**** Data for this task ****
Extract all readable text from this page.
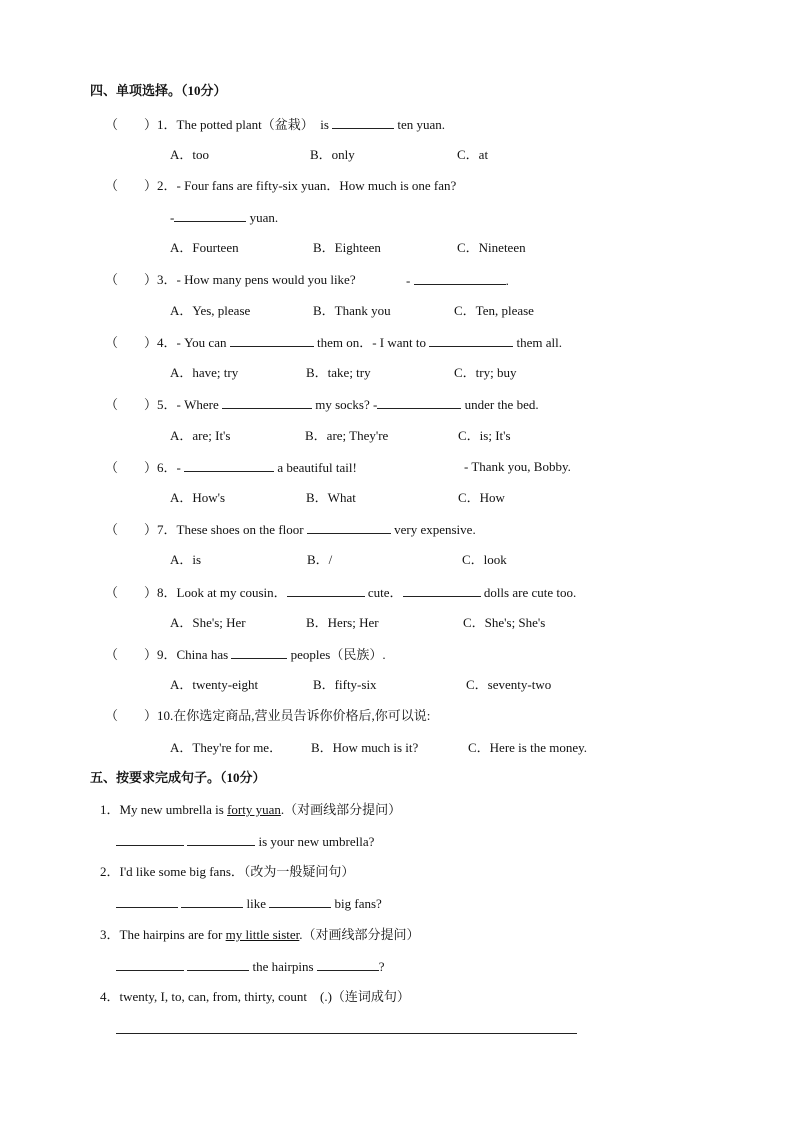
四、单项选择。（10分）
（　　）1．The potted plant（盆栽）　is	ten yuan.
A．too	B．only	C．at
（　　）2．- Four fans are fifty-six yuan．How much is one fan?
-	yuan.
A．Fourteen	B．Eighteen	C．Nineteen
（　　）3．- How many pens would you like?	-	.
A．Yes, please	B．Thank you	C．Ten, please
（　　）4．- You can	them on．- I want to	them all.
A．have; try	B．take; try	C．try; buy
（　　）5．- Where	my socks? -	under the bed.
A．are; It's	B．are; They're	C．is; It's
（　　）6．-	a beautiful tail!	- Thank you, Bobby.
A．How's	B．What	C．How
（　　）7．These shoes on the floor	very expensive.
A．is	B．/	C．look
（　　）8．Look at my cousin．	cute．	dolls are cute too.
A．She's; Her	B．Hers; Her	C．She's; She's
（　　）9．China has	peoples（民族）.
A．twenty-eight	B．fifty-six	C．seventy-two
（　　）10.在你选定商品,营业员告诉你价格后,你可以说:
A．They're for me． B．How much is it?	C．Here is the money.
五、按要求完成句子。（10分）
1．My new umbrella is forty yuan.（对画线部分提问）
is your new umbrella?
2．I'd like some big fans．（改为一般疑问句）
like	big fans?
3．The hairpins are for my little sister.（对画线部分提问）
the hairpins	?
4．twenty, I, to, can, from, thirty, count　(.)（连词成句）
****
Gather all lines of the records that include the word "from".

* Result
Extract all readable text from this page.
4．twenty, I, to, can, from, thirty, count　(.)（连词成句）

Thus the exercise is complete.